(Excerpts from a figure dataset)
---
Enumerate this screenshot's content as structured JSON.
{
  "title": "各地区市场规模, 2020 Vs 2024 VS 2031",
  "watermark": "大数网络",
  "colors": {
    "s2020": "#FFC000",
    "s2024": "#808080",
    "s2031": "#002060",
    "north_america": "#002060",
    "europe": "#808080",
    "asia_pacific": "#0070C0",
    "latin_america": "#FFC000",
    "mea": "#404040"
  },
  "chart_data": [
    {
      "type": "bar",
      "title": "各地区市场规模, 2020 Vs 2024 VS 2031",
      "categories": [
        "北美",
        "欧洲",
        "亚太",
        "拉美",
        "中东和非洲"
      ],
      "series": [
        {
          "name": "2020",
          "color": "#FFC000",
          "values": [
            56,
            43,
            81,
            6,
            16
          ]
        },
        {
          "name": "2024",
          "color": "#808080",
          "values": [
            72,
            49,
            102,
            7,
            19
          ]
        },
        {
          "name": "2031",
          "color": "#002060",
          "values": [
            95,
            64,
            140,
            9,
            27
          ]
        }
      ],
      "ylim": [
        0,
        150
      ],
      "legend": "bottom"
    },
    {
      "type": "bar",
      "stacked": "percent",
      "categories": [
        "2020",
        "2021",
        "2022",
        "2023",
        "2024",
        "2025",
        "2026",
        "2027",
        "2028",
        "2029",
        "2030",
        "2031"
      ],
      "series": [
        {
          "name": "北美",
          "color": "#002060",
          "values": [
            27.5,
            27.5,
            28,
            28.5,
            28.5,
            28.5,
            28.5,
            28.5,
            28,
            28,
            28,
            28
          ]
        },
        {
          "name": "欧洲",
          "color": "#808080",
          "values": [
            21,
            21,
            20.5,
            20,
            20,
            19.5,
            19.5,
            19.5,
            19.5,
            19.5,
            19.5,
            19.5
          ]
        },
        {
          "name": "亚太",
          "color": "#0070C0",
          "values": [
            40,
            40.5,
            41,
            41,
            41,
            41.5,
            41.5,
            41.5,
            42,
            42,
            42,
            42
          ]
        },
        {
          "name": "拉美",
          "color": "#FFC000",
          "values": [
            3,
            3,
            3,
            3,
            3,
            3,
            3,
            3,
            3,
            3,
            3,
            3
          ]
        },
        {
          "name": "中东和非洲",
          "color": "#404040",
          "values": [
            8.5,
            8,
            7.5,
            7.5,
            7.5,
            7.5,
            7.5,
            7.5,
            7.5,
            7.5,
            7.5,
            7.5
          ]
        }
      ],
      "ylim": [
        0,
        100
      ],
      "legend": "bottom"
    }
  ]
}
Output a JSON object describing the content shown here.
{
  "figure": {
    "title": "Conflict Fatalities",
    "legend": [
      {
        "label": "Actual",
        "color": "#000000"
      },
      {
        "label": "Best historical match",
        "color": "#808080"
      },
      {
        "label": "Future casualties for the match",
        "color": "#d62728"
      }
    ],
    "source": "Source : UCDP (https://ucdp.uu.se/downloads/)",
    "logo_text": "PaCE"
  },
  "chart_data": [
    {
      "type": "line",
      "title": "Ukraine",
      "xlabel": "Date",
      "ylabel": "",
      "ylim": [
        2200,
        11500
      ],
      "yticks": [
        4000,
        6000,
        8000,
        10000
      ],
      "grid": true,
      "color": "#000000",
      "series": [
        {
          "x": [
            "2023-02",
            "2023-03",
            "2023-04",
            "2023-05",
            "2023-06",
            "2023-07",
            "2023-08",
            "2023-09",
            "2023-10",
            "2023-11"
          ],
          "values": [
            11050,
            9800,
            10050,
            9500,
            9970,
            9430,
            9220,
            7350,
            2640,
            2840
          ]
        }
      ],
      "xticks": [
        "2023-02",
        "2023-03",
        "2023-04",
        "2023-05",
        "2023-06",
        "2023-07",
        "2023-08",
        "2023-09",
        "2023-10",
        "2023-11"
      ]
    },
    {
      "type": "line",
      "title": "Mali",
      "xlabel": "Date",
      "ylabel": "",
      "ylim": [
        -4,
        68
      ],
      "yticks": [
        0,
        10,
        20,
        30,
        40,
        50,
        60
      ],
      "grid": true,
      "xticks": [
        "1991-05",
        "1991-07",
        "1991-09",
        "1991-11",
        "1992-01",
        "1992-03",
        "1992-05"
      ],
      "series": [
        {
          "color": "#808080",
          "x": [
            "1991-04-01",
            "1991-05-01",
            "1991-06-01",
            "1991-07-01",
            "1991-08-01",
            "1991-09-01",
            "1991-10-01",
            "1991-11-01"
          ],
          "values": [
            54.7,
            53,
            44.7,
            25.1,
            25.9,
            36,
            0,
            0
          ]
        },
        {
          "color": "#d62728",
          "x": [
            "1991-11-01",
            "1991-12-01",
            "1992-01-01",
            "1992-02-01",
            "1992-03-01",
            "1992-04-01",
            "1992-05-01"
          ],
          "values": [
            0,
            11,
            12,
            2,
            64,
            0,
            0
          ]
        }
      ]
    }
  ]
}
---
### Stated goal
Make an exact copy of the material above.

### Expected answer
Enumerate this screenshot's content as structured JSON.
{
  "title": "各地区市场规模, 2020 Vs 2024 VS 2031",
  "watermark": "大数网络",
  "colors": {
    "s2020": "#FFC000",
    "s2024": "#808080",
    "s2031": "#002060",
    "north_america": "#002060",
    "europe": "#808080",
    "asia_pacific": "#0070C0",
    "latin_america": "#FFC000",
    "mea": "#404040"
  },
  "chart_data": [
    {
      "type": "bar",
      "title": "各地区市场规模, 2020 Vs 2024 VS 2031",
      "categories": [
        "北美",
        "欧洲",
        "亚太",
        "拉美",
        "中东和非洲"
      ],
      "series": [
        {
          "name": "2020",
          "color": "#FFC000",
          "values": [
            56,
            43,
            81,
            6,
            16
          ]
        },
        {
          "name": "2024",
          "color": "#808080",
          "values": [
            72,
            49,
            102,
            7,
            19
          ]
        },
        {
          "name": "2031",
          "color": "#002060",
          "values": [
            95,
            64,
            140,
            9,
            27
          ]
        }
      ],
      "ylim": [
        0,
        150
      ],
      "legend": "bottom"
    },
    {
      "type": "bar",
      "stacked": "percent",
      "categories": [
        "2020",
        "2021",
        "2022",
        "2023",
        "2024",
        "2025",
        "2026",
        "2027",
        "2028",
        "2029",
        "2030",
        "2031"
      ],
      "series": [
        {
          "name": "北美",
          "color": "#002060",
          "values": [
            27.5,
            27.5,
            28,
            28.5,
            28.5,
            28.5,
            28.5,
            28.5,
            28,
            28,
            28,
            28
          ]
        },
        {
          "name": "欧洲",
          "color": "#808080",
          "values": [
            21,
            21,
            20.5,
            20,
            20,
            19.5,
            19.5,
            19.5,
            19.5,
            19.5,
            19.5,
            19.5
          ]
        },
        {
          "name": "亚太",
          "color": "#0070C0",
          "values": [
            40,
            40.5,
            41,
            41,
            41,
            41.5,
            41.5,
            41.5,
            42,
            42,
            42,
            42
          ]
        },
        {
          "name": "拉美",
          "color": "#FFC000",
          "values": [
            3,
            3,
            3,
            3,
            3,
            3,
            3,
            3,
            3,
            3,
            3,
            3
          ]
        },
        {
          "name": "中东和非洲",
          "color": "#404040",
          "values": [
            8.5,
            8,
            7.5,
            7.5,
            7.5,
            7.5,
            7.5,
            7.5,
            7.5,
            7.5,
            7.5,
            7.5
          ]
        }
      ],
      "ylim": [
        0,
        100
      ],
      "legend": "bottom"
    }
  ]
}
Output a JSON object describing the content shown here.
{
  "figure": {
    "title": "Conflict Fatalities",
    "legend": [
      {
        "label": "Actual",
        "color": "#000000"
      },
      {
        "label": "Best historical match",
        "color": "#808080"
      },
      {
        "label": "Future casualties for the match",
        "color": "#d62728"
      }
    ],
    "source": "Source : UCDP (https://ucdp.uu.se/downloads/)",
    "logo_text": "PaCE"
  },
  "chart_data": [
    {
      "type": "line",
      "title": "Ukraine",
      "xlabel": "Date",
      "ylabel": "",
      "ylim": [
        2200,
        11500
      ],
      "yticks": [
        4000,
        6000,
        8000,
        10000
      ],
      "grid": true,
      "color": "#000000",
      "series": [
        {
          "x": [
            "2023-02",
            "2023-03",
            "2023-04",
            "2023-05",
            "2023-06",
            "2023-07",
            "2023-08",
            "2023-09",
            "2023-10",
            "2023-11"
          ],
          "values": [
            11050,
            9800,
            10050,
            9500,
            9970,
            9430,
            9220,
            7350,
            2640,
            2840
          ]
        }
      ],
      "xticks": [
        "2023-02",
        "2023-03",
        "2023-04",
        "2023-05",
        "2023-06",
        "2023-07",
        "2023-08",
        "2023-09",
        "2023-10",
        "2023-11"
      ]
    },
    {
      "type": "line",
      "title": "Mali",
      "xlabel": "Date",
      "ylabel": "",
      "ylim": [
        -4,
        68
      ],
      "yticks": [
        0,
        10,
        20,
        30,
        40,
        50,
        60
      ],
      "grid": true,
      "xticks": [
        "1991-05",
        "1991-07",
        "1991-09",
        "1991-11",
        "1992-01",
        "1992-03",
        "1992-05"
      ],
      "series": [
        {
          "color": "#808080",
          "x": [
            "1991-04-01",
            "1991-05-01",
            "1991-06-01",
            "1991-07-01",
            "1991-08-01",
            "1991-09-01",
            "1991-10-01",
            "1991-11-01"
          ],
          "values": [
            54.7,
            53,
            44.7,
            25.1,
            25.9,
            36,
            0,
            0
          ]
        },
        {
          "color": "#d62728",
          "x": [
            "1991-11-01",
            "1991-12-01",
            "1992-01-01",
            "1992-02-01",
            "1992-03-01",
            "1992-04-01",
            "1992-05-01"
          ],
          "values": [
            0,
            11,
            12,
            2,
            64,
            0,
            0
          ]
        }
      ]
    }
  ]
}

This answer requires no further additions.